▶ _GOAL OF THE EXERCISE_:
Reproduce every line below word for word, leaving out the pictures.

[Element-and-box listings]
## START

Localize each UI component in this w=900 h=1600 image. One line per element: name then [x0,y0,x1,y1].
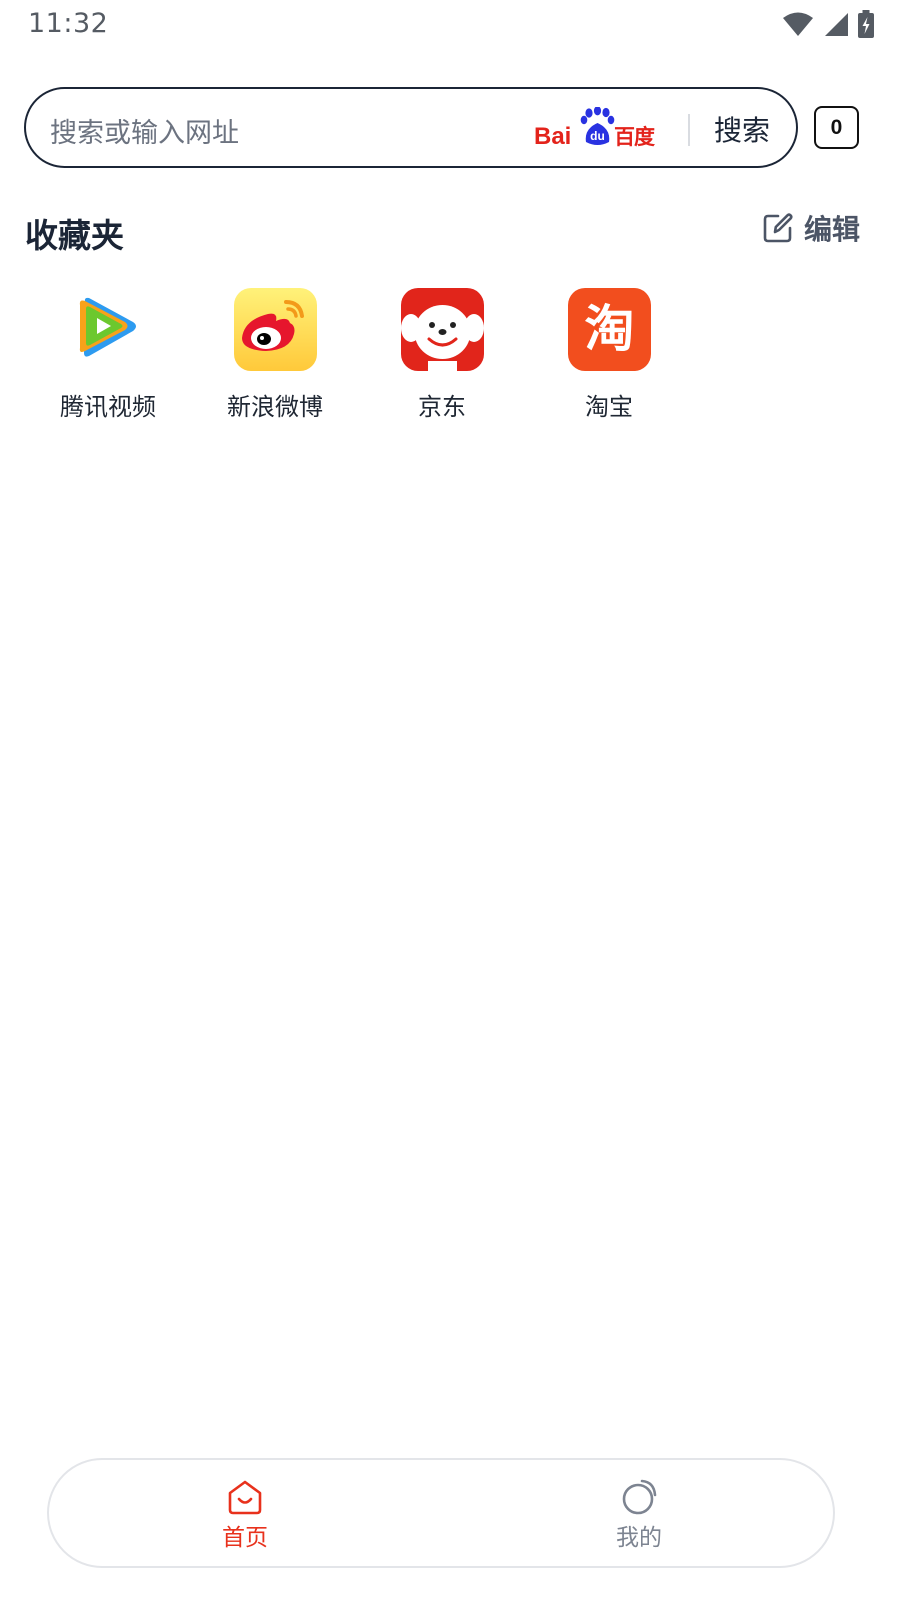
taobao-icon: 淘 [568,288,651,371]
nav-home[interactable]: 首页 [185,1478,305,1558]
favorite-taobao[interactable]: 淘 淘宝 [529,288,689,428]
search-button[interactable]: 搜索 [714,109,770,149]
status-bar: 11:32 [0,0,900,50]
favorite-tencent-video[interactable]: 腾讯视频 [28,288,188,428]
profile-icon [622,1479,657,1515]
search-bar[interactable]: 搜索或输入网址 du Bai 百度 搜索 [24,87,798,168]
edit-favorites-button[interactable]: 编辑 [762,208,860,248]
favorite-jd[interactable]: 京东 [362,288,522,428]
nav-mine[interactable]: 我的 [579,1478,699,1558]
nav-home-label: 首页 [222,1525,268,1551]
search-input[interactable]: 搜索或输入网址 [50,111,239,150]
battery-charging-icon [858,10,874,38]
cell-signal-icon [825,13,848,36]
favorite-label: 腾讯视频 [60,393,156,421]
favorite-weibo[interactable]: 新浪微博 [195,288,355,428]
search-divider [688,114,690,146]
svg-text:Bai: Bai [534,123,571,150]
tab-counter-button[interactable]: 0 [814,106,859,149]
favorite-label: 淘宝 [585,393,633,421]
favorites-title: 收藏夹 [25,216,124,255]
status-time: 11:32 [28,8,109,39]
bottom-nav: 首页 我的 [47,1458,835,1568]
jd-icon [401,288,484,371]
baidu-logo-icon[interactable]: du Bai 百度 [534,107,660,151]
favorite-label: 新浪微博 [227,393,323,421]
status-icons [782,10,874,38]
wifi-icon [783,12,813,36]
edit-label: 编辑 [803,213,860,246]
tencent-video-icon [79,297,136,357]
svg-text:淘: 淘 [585,300,635,358]
svg-text:百度: 百度 [614,125,655,149]
svg-text:du: du [590,129,605,143]
favorite-label: 京东 [418,393,466,421]
browser-home-screen: 11:32 搜索或输入网址 du Bai 百度 搜索 0 收藏夹 编辑 腾讯视频… [0,0,900,1600]
nav-mine-label: 我的 [616,1525,662,1551]
home-icon [228,1480,262,1515]
edit-icon [763,213,793,243]
weibo-icon [234,288,317,371]
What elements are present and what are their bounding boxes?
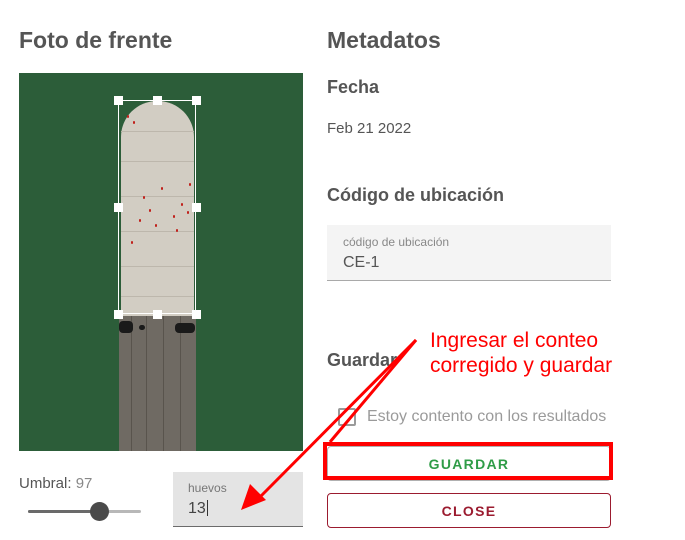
annotation-arrow-icon bbox=[241, 338, 418, 510]
annotation-connector-line bbox=[328, 339, 418, 443]
annotation-arrows bbox=[241, 338, 418, 510]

## END

▶ _SOLVED PROBLEM_:
Localize each UI component in this w=900 h=1600 image. One line per element: name then [x0,y0,x1,y1].
taobao-icon: 淘 [568,288,651,371]
nav-home[interactable]: 首页 [185,1478,305,1558]
favorite-taobao[interactable]: 淘 淘宝 [529,288,689,428]
search-button[interactable]: 搜索 [714,109,770,149]
status-bar: 11:32 [0,0,900,50]
favorite-tencent-video[interactable]: 腾讯视频 [28,288,188,428]
profile-icon [622,1479,657,1515]
search-bar[interactable]: 搜索或输入网址 du Bai 百度 搜索 [24,87,798,168]
edit-favorites-button[interactable]: 编辑 [762,208,860,248]
favorite-jd[interactable]: 京东 [362,288,522,428]
nav-mine[interactable]: 我的 [579,1478,699,1558]
nav-home-label: 首页 [222,1525,268,1551]
search-input[interactable]: 搜索或输入网址 [50,111,239,150]
battery-charging-icon [858,10,874,38]
cell-signal-icon [825,13,848,36]
favorite-label: 腾讯视频 [60,393,156,421]
favorite-weibo[interactable]: 新浪微博 [195,288,355,428]
search-divider [688,114,690,146]
svg-text:Bai: Bai [534,123,571,150]
tab-counter-button[interactable]: 0 [814,106,859,149]
favorite-label: 淘宝 [585,393,633,421]
favorites-title: 收藏夹 [25,216,124,255]
status-time: 11:32 [28,8,109,39]
bottom-nav: 首页 我的 [47,1458,835,1568]
jd-icon [401,288,484,371]
baidu-logo-icon[interactable]: du Bai 百度 [534,107,660,151]
favorite-label: 新浪微博 [227,393,323,421]
status-icons [782,10,874,38]
wifi-icon [783,12,813,36]
edit-label: 编辑 [803,213,860,246]
tencent-video-icon [79,297,136,357]
svg-text:淘: 淘 [585,300,635,358]
svg-text:百度: 百度 [614,125,655,149]
svg-text:du: du [590,129,605,143]
favorite-label: 京东 [418,393,466,421]
browser-home-screen: 11:32 搜索或输入网址 du Bai 百度 搜索 0 收藏夹 编辑 腾讯视频… [0,0,900,1600]
nav-mine-label: 我的 [616,1525,662,1551]
home-icon [228,1480,262,1515]
edit-icon [763,213,793,243]
weibo-icon [234,288,317,371]
What elements are present and what are their bounding boxes?
annotation-arrow-icon bbox=[241, 338, 418, 510]
annotation-connector-line bbox=[328, 339, 418, 443]
annotation-arrows bbox=[241, 338, 418, 510]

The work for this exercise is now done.